WHAT TO PRODUCE: Provide the records once more, identical to the original.

Data listing:
****************************************

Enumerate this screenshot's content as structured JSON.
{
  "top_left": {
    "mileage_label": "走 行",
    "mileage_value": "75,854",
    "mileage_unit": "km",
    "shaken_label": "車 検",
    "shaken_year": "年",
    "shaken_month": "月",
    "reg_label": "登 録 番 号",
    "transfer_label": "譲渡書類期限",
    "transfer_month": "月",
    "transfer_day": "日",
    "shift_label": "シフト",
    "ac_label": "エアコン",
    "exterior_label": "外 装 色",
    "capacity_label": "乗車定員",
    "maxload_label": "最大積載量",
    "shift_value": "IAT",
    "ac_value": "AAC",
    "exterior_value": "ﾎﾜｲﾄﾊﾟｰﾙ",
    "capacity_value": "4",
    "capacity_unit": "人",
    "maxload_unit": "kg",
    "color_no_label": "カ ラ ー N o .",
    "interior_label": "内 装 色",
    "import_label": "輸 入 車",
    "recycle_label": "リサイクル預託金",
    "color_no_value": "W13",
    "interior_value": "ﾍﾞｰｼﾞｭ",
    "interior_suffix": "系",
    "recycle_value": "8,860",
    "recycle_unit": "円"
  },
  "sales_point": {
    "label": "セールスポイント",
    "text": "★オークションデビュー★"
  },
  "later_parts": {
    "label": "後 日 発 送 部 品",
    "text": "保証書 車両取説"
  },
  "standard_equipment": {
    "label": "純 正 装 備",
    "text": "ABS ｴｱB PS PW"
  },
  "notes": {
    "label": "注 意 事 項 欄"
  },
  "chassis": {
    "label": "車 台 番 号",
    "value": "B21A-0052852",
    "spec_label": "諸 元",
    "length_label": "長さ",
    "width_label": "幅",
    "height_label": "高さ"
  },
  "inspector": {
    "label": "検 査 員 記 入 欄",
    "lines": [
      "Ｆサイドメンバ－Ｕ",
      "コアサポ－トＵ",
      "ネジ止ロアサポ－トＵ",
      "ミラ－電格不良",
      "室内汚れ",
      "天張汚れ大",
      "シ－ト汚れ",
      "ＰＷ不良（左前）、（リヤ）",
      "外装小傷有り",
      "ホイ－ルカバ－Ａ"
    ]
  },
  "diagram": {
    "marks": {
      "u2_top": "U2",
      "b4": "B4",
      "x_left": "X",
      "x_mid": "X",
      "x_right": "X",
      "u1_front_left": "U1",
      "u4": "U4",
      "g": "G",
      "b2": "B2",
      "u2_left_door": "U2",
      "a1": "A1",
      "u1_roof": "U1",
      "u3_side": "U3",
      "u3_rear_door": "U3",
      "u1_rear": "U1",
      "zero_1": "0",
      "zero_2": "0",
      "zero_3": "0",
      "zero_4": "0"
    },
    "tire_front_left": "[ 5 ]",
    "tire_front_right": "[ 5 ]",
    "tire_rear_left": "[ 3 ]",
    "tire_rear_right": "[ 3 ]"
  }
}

****************************************

THE ANSWER:
Enumerate this screenshot's content as structured JSON.
{
  "top_left": {
    "mileage_label": "走 行",
    "mileage_value": "75,854",
    "mileage_unit": "km",
    "shaken_label": "車 検",
    "shaken_year": "年",
    "shaken_month": "月",
    "reg_label": "登 録 番 号",
    "transfer_label": "譲渡書類期限",
    "transfer_month": "月",
    "transfer_day": "日",
    "shift_label": "シフト",
    "ac_label": "エアコン",
    "exterior_label": "外 装 色",
    "capacity_label": "乗車定員",
    "maxload_label": "最大積載量",
    "shift_value": "IAT",
    "ac_value": "AAC",
    "exterior_value": "ﾎﾜｲﾄﾊﾟｰﾙ",
    "capacity_value": "4",
    "capacity_unit": "人",
    "maxload_unit": "kg",
    "color_no_label": "カ ラ ー N o .",
    "interior_label": "内 装 色",
    "import_label": "輸 入 車",
    "recycle_label": "リサイクル預託金",
    "color_no_value": "W13",
    "interior_value": "ﾍﾞｰｼﾞｭ",
    "interior_suffix": "系",
    "recycle_value": "8,860",
    "recycle_unit": "円"
  },
  "sales_point": {
    "label": "セールスポイント",
    "text": "★オークションデビュー★"
  },
  "later_parts": {
    "label": "後 日 発 送 部 品",
    "text": "保証書 車両取説"
  },
  "standard_equipment": {
    "label": "純 正 装 備",
    "text": "ABS ｴｱB PS PW"
  },
  "notes": {
    "label": "注 意 事 項 欄"
  },
  "chassis": {
    "label": "車 台 番 号",
    "value": "B21A-0052852",
    "spec_label": "諸 元",
    "length_label": "長さ",
    "width_label": "幅",
    "height_label": "高さ"
  },
  "inspector": {
    "label": "検 査 員 記 入 欄",
    "lines": [
      "Ｆサイドメンバ－Ｕ",
      "コアサポ－トＵ",
      "ネジ止ロアサポ－トＵ",
      "ミラ－電格不良",
      "室内汚れ",
      "天張汚れ大",
      "シ－ト汚れ",
      "ＰＷ不良（左前）、（リヤ）",
      "外装小傷有り",
      "ホイ－ルカバ－Ａ"
    ]
  },
  "diagram": {
    "marks": {
      "u2_top": "U2",
      "b4": "B4",
      "x_left": "X",
      "x_mid": "X",
      "x_right": "X",
      "u1_front_left": "U1",
      "u4": "U4",
      "g": "G",
      "b2": "B2",
      "u2_left_door": "U2",
      "a1": "A1",
      "u1_roof": "U1",
      "u3_side": "U3",
      "u3_rear_door": "U3",
      "u1_rear": "U1",
      "zero_1": "0",
      "zero_2": "0",
      "zero_3": "0",
      "zero_4": "0"
    },
    "tire_front_left": "[ 5 ]",
    "tire_front_right": "[ 5 ]",
    "tire_rear_left": "[ 3 ]",
    "tire_rear_right": "[ 3 ]"
  }
}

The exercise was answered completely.